-- Information given start --

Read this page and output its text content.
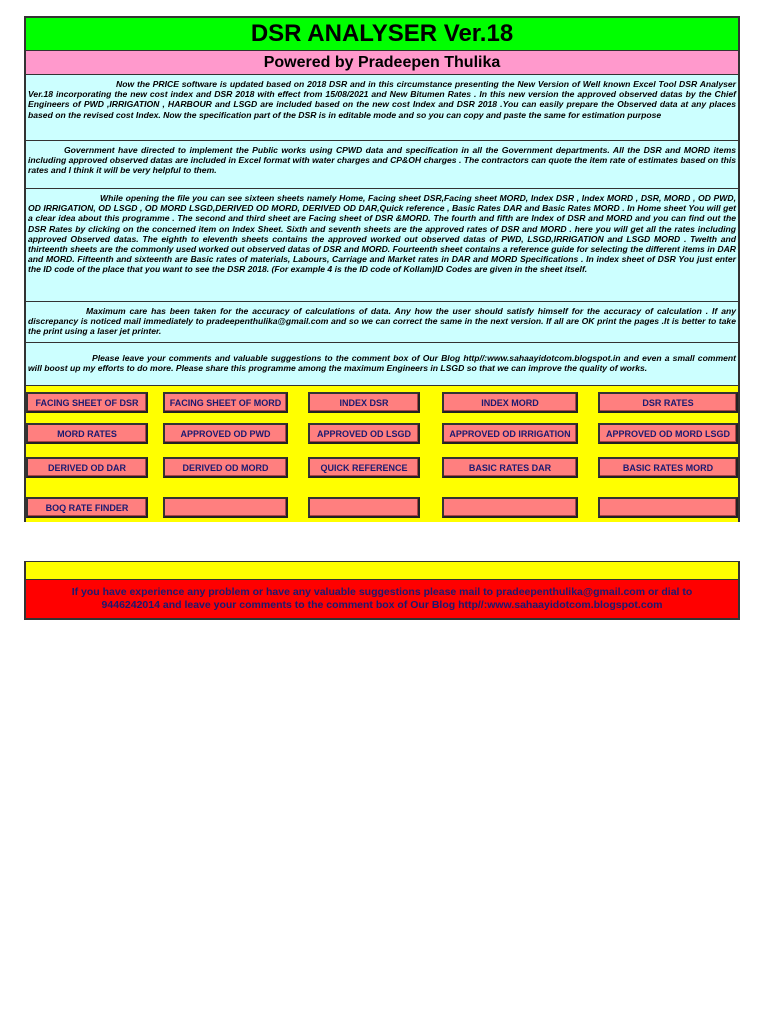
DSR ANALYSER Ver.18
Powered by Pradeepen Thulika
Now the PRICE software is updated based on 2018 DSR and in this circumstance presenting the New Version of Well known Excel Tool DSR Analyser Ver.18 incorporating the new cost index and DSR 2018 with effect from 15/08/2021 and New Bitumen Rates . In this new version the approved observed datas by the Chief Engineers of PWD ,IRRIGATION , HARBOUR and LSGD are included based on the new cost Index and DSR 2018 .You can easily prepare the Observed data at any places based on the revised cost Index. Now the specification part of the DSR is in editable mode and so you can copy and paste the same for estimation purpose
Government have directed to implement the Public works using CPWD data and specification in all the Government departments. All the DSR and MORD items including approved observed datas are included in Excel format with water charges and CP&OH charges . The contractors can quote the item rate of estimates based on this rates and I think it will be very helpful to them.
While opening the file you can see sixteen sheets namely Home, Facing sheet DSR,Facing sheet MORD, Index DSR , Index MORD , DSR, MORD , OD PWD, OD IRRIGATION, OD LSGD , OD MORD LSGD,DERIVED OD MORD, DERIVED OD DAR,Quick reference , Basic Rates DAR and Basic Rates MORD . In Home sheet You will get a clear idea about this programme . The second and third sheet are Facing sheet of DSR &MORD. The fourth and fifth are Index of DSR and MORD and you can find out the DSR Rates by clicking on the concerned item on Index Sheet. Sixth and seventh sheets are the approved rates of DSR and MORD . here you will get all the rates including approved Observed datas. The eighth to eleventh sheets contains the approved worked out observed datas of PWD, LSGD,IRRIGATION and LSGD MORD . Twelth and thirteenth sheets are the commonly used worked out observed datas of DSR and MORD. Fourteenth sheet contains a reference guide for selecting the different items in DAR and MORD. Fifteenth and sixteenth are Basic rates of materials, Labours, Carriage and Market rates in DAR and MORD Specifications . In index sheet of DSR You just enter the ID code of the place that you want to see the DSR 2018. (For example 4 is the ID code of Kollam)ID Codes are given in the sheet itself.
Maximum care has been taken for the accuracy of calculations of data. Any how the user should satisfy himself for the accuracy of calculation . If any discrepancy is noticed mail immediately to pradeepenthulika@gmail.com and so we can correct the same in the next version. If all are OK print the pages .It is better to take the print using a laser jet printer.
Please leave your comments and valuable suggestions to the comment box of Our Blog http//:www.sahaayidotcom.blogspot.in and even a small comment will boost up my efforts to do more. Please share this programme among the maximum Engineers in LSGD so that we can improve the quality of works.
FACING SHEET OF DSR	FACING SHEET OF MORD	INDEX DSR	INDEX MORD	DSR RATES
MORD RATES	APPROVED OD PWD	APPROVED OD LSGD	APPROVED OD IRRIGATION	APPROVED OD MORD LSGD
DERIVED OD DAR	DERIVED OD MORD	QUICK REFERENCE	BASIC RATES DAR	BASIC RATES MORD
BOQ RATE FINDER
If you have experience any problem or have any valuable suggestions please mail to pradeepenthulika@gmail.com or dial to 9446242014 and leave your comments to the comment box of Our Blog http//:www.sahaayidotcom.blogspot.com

-- Information given end --
-- Information given start --

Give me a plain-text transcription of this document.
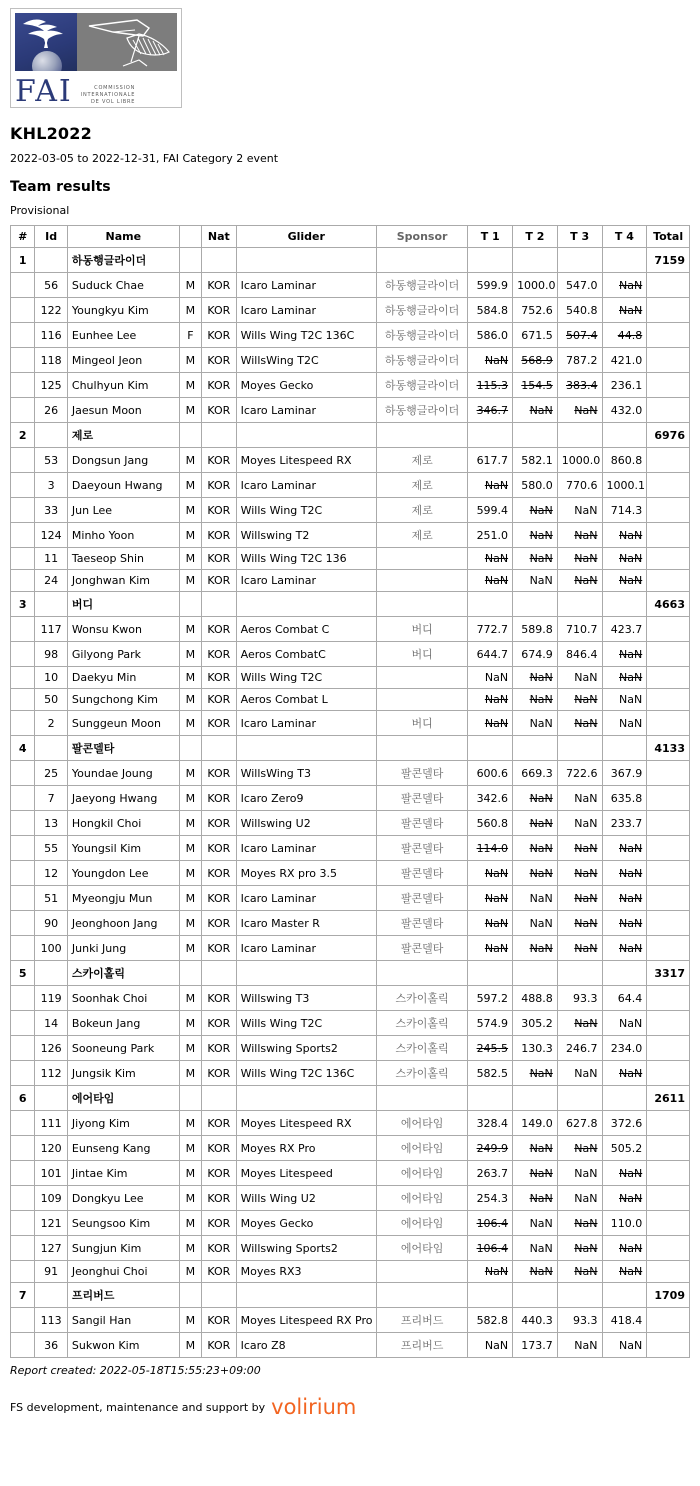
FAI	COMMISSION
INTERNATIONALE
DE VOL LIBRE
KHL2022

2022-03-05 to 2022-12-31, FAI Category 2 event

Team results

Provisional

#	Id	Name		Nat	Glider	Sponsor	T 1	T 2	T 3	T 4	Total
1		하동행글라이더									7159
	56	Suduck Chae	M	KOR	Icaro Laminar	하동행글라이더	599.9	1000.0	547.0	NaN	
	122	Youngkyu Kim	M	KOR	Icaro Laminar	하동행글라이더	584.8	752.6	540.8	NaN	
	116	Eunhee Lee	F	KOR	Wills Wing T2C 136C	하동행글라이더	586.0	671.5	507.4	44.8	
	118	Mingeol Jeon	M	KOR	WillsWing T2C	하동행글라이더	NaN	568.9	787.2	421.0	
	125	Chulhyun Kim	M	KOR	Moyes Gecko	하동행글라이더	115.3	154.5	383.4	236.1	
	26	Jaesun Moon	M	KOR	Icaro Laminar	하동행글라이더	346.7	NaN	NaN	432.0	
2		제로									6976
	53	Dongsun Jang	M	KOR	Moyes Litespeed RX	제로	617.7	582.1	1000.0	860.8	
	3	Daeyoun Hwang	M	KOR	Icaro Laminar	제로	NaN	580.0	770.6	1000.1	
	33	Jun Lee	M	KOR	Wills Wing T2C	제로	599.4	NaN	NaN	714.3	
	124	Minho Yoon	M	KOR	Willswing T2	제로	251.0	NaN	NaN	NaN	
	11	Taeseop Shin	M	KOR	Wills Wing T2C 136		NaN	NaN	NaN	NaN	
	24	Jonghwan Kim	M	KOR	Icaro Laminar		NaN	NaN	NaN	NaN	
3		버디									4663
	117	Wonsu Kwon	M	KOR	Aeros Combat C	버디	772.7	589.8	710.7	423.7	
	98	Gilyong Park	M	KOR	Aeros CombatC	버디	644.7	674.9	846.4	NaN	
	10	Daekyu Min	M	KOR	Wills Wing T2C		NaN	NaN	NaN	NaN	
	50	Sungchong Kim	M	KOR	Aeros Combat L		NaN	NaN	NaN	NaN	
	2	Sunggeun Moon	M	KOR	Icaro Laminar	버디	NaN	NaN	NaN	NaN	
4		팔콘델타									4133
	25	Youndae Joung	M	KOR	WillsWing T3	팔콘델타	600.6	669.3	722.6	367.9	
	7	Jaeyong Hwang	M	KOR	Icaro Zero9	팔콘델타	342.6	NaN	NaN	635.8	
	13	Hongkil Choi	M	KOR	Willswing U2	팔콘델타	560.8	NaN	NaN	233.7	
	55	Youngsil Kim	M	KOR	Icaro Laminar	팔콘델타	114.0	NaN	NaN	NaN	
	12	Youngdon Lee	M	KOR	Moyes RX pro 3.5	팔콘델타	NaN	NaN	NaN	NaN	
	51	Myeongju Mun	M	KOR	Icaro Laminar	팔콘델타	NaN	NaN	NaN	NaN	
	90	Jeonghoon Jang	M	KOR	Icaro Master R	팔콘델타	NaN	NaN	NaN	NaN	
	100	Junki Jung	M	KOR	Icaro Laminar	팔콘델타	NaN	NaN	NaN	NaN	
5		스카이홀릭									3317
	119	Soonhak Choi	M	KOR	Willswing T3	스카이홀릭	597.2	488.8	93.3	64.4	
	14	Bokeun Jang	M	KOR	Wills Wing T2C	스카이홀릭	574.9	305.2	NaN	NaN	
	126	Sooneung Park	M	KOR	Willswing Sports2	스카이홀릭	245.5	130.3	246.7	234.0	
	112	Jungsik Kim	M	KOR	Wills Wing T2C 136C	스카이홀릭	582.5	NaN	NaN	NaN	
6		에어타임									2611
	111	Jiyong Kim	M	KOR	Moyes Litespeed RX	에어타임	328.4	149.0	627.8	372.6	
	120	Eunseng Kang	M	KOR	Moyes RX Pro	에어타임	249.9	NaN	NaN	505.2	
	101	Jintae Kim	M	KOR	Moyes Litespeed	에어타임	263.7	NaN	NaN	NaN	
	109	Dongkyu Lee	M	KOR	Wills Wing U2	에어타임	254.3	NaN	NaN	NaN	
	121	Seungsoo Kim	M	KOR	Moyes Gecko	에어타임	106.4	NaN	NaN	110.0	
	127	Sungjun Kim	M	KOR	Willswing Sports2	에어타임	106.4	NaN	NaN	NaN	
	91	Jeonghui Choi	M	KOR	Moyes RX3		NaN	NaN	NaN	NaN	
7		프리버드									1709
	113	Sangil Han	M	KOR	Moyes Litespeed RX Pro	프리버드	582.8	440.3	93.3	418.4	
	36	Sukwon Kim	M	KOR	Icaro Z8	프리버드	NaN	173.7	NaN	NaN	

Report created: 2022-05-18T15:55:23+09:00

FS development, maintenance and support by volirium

-- Information given end --

> _Exercise brief_: Please list every line of the records that contains "Park".

> _Response to the exercise_:
	98	Gilyong Park	M	KOR	Aeros CombatC	버디	644.7	674.9	846.4	NaN	
	126	Sooneung Park	M	KOR	Willswing Sports2	스카이홀릭	245.5	130.3	246.7	234.0	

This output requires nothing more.